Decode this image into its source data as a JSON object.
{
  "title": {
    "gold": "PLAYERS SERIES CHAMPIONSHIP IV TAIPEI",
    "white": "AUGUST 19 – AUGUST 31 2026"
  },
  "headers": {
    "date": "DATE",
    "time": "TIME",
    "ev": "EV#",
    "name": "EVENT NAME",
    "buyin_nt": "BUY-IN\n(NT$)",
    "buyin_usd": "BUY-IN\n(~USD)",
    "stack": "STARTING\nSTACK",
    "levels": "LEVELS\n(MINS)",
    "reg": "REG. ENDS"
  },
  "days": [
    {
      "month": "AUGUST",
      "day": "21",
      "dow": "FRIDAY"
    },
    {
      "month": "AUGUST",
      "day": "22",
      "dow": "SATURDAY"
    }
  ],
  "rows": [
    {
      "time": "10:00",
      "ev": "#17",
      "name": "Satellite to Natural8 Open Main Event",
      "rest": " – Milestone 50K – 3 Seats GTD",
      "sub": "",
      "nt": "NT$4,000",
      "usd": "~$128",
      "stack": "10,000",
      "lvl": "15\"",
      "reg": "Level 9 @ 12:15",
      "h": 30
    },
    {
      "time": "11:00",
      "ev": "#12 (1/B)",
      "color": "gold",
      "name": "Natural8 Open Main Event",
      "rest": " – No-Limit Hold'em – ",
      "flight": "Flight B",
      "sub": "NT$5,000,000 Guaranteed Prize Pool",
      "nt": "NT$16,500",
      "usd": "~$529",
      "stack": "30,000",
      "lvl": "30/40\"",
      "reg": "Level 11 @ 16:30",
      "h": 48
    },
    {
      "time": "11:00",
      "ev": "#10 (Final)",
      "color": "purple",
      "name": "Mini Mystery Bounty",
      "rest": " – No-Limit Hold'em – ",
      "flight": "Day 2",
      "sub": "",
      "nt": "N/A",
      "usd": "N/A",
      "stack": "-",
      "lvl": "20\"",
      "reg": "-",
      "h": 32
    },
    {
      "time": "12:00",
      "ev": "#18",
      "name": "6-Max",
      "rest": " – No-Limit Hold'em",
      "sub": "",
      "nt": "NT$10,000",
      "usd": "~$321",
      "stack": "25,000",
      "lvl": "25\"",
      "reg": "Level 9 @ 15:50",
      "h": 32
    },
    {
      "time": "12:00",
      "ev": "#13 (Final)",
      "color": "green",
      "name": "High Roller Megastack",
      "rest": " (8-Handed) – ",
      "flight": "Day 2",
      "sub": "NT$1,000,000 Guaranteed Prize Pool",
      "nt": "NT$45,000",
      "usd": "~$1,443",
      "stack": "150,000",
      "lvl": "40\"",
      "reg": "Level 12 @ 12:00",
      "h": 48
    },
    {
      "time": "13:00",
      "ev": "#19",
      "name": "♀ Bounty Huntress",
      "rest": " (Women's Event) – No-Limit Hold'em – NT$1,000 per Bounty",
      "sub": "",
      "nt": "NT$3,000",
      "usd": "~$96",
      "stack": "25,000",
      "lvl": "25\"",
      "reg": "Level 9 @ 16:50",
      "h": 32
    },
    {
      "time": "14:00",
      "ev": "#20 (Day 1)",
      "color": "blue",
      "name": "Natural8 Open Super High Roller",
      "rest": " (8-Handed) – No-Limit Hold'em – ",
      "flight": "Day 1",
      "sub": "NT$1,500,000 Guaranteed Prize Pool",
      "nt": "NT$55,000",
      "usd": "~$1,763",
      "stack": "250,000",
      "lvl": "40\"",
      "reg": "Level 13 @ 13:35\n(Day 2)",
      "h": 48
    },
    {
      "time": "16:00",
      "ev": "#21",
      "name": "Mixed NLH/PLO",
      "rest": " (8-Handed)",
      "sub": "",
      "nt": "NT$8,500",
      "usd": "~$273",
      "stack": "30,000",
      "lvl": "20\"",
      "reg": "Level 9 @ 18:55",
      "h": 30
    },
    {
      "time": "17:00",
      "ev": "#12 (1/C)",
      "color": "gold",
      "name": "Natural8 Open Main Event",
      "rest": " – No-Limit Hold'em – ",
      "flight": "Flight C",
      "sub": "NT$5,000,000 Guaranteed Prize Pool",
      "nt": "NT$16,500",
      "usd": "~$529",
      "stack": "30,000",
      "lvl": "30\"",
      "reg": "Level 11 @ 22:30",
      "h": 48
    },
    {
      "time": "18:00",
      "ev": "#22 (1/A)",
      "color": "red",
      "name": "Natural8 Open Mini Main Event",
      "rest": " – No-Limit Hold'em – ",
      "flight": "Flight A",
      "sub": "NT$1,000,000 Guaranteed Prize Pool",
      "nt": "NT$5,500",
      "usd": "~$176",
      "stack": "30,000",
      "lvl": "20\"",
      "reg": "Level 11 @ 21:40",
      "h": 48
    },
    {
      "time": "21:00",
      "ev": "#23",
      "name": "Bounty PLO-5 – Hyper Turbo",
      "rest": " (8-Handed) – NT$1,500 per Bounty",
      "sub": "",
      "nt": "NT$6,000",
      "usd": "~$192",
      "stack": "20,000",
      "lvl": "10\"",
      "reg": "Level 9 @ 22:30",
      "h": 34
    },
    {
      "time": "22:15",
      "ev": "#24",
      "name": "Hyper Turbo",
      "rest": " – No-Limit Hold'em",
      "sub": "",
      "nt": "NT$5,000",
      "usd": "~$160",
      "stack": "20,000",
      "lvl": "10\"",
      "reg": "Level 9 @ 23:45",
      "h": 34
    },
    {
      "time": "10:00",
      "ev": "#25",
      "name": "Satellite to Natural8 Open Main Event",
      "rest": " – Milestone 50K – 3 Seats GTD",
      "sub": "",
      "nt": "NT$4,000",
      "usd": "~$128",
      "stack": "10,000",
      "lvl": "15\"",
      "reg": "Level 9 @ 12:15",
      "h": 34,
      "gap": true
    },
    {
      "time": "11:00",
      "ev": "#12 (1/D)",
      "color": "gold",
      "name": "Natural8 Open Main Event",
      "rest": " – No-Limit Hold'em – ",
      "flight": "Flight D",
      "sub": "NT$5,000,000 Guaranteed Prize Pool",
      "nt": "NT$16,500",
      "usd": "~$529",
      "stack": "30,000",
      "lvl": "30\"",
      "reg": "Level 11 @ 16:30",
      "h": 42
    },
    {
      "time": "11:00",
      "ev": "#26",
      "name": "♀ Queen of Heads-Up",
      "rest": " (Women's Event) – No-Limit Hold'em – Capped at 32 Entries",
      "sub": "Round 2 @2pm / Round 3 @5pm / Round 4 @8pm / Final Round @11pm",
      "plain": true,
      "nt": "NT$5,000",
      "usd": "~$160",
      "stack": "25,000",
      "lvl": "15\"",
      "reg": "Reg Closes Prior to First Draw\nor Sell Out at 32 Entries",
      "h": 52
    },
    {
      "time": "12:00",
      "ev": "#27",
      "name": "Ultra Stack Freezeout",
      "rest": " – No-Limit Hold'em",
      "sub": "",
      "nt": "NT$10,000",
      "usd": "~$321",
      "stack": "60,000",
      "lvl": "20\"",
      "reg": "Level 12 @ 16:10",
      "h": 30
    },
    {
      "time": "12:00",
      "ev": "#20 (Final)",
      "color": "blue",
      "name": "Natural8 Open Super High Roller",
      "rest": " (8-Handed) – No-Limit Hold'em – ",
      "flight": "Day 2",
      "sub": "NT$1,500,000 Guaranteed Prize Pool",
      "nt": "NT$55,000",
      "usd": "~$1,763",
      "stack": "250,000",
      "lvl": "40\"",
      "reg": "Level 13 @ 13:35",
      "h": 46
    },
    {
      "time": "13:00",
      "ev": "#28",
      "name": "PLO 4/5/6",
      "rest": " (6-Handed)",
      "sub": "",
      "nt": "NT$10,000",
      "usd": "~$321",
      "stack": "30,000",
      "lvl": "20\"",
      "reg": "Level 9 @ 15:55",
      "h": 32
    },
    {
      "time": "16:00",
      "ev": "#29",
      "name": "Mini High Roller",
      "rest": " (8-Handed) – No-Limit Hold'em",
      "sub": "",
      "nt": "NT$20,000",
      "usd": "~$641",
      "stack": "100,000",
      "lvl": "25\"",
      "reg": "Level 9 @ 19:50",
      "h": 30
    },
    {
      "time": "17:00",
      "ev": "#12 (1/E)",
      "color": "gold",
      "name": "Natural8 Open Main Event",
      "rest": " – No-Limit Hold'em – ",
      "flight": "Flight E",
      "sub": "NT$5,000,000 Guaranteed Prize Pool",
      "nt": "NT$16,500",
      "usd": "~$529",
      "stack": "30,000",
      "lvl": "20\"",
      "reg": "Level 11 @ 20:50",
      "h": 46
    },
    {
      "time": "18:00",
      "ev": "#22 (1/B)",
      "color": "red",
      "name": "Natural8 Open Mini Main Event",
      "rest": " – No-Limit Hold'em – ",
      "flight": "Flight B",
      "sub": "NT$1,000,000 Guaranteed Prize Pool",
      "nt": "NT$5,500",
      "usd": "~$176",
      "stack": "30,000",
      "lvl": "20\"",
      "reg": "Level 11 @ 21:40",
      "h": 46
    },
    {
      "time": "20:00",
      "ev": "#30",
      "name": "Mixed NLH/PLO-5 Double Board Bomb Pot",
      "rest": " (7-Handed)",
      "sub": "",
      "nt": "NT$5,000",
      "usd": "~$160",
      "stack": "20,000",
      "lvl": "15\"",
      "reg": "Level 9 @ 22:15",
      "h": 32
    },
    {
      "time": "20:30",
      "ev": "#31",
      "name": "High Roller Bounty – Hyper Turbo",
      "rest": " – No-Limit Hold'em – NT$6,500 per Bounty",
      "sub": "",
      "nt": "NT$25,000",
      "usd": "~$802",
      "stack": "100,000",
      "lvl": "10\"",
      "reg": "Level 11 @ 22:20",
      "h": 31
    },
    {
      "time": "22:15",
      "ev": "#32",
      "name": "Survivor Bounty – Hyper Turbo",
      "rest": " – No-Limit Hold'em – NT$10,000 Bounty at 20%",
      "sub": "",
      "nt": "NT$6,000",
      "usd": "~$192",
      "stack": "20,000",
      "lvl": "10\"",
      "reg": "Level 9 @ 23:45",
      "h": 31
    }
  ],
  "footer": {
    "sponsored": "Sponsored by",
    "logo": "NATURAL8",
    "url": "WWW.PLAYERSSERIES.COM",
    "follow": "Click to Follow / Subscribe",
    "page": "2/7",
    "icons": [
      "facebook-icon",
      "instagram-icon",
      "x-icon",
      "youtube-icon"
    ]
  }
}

========

## [EXERCISE AIM]
Look for the word "Handed" and return every line where it occurs.

## [TASK OUTPUT]
      "rest": " (8-Handed) – ",
      "rest": " (8-Handed) – No-Limit Hold'em – ",
      "rest": " (8-Handed)",
      "rest": " (8-Handed) – NT$1,500 per Bounty",
      "rest": " (8-Handed) – No-Limit Hold'em – ",
      "rest": " (6-Handed)",
      "rest": " (8-Handed) – No-Limit Hold'em",
      "rest": " (7-Handed)",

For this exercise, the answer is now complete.